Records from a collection
========

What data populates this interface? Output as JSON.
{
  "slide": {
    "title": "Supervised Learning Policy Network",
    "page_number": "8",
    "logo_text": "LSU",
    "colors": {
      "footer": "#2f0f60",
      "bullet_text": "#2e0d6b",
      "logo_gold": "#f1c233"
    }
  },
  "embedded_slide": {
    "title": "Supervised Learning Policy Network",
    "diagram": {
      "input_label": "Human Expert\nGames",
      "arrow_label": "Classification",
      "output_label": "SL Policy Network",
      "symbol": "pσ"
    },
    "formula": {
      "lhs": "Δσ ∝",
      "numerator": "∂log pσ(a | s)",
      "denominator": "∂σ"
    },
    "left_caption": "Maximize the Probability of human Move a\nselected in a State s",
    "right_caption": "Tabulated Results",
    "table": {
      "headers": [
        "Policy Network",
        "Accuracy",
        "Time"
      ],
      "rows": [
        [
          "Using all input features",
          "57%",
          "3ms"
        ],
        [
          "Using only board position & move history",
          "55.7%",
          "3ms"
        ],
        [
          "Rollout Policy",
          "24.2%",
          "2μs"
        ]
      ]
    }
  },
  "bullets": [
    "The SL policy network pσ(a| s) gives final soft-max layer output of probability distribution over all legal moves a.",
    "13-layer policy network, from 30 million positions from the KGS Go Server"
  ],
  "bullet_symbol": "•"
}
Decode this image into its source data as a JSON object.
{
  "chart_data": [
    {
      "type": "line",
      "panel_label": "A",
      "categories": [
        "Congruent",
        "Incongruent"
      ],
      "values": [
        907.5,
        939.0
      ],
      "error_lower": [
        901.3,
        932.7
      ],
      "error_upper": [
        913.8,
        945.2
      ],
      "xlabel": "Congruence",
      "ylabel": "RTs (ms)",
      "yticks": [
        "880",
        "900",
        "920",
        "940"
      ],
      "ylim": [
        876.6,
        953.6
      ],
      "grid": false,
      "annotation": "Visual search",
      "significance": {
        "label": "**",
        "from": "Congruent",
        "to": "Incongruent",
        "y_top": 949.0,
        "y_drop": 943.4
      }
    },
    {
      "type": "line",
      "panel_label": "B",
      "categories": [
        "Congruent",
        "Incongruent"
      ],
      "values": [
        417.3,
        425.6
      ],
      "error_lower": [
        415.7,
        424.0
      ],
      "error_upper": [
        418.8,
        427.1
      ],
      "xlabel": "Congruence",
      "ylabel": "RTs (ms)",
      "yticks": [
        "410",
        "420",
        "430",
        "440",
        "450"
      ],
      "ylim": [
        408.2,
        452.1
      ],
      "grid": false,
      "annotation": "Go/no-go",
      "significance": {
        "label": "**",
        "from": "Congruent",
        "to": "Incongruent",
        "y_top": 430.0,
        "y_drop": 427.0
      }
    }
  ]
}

========

▸ To do
Your task is to print all of the records exactly.

▸ Exercise response
What data populates this interface? Output as JSON.
{
  "slide": {
    "title": "Supervised Learning Policy Network",
    "page_number": "8",
    "logo_text": "LSU",
    "colors": {
      "footer": "#2f0f60",
      "bullet_text": "#2e0d6b",
      "logo_gold": "#f1c233"
    }
  },
  "embedded_slide": {
    "title": "Supervised Learning Policy Network",
    "diagram": {
      "input_label": "Human Expert\nGames",
      "arrow_label": "Classification",
      "output_label": "SL Policy Network",
      "symbol": "pσ"
    },
    "formula": {
      "lhs": "Δσ ∝",
      "numerator": "∂log pσ(a | s)",
      "denominator": "∂σ"
    },
    "left_caption": "Maximize the Probability of human Move a\nselected in a State s",
    "right_caption": "Tabulated Results",
    "table": {
      "headers": [
        "Policy Network",
        "Accuracy",
        "Time"
      ],
      "rows": [
        [
          "Using all input features",
          "57%",
          "3ms"
        ],
        [
          "Using only board position & move history",
          "55.7%",
          "3ms"
        ],
        [
          "Rollout Policy",
          "24.2%",
          "2μs"
        ]
      ]
    }
  },
  "bullets": [
    "The SL policy network pσ(a| s) gives final soft-max layer output of probability distribution over all legal moves a.",
    "13-layer policy network, from 30 million positions from the KGS Go Server"
  ],
  "bullet_symbol": "•"
}
Decode this image into its source data as a JSON object.
{
  "chart_data": [
    {
      "type": "line",
      "panel_label": "A",
      "categories": [
        "Congruent",
        "Incongruent"
      ],
      "values": [
        907.5,
        939.0
      ],
      "error_lower": [
        901.3,
        932.7
      ],
      "error_upper": [
        913.8,
        945.2
      ],
      "xlabel": "Congruence",
      "ylabel": "RTs (ms)",
      "yticks": [
        "880",
        "900",
        "920",
        "940"
      ],
      "ylim": [
        876.6,
        953.6
      ],
      "grid": false,
      "annotation": "Visual search",
      "significance": {
        "label": "**",
        "from": "Congruent",
        "to": "Incongruent",
        "y_top": 949.0,
        "y_drop": 943.4
      }
    },
    {
      "type": "line",
      "panel_label": "B",
      "categories": [
        "Congruent",
        "Incongruent"
      ],
      "values": [
        417.3,
        425.6
      ],
      "error_lower": [
        415.7,
        424.0
      ],
      "error_upper": [
        418.8,
        427.1
      ],
      "xlabel": "Congruence",
      "ylabel": "RTs (ms)",
      "yticks": [
        "410",
        "420",
        "430",
        "440",
        "450"
      ],
      "ylim": [
        408.2,
        452.1
      ],
      "grid": false,
      "annotation": "Go/no-go",
      "significance": {
        "label": "**",
        "from": "Congruent",
        "to": "Incongruent",
        "y_top": 430.0,
        "y_drop": 427.0
      }
    }
  ]
}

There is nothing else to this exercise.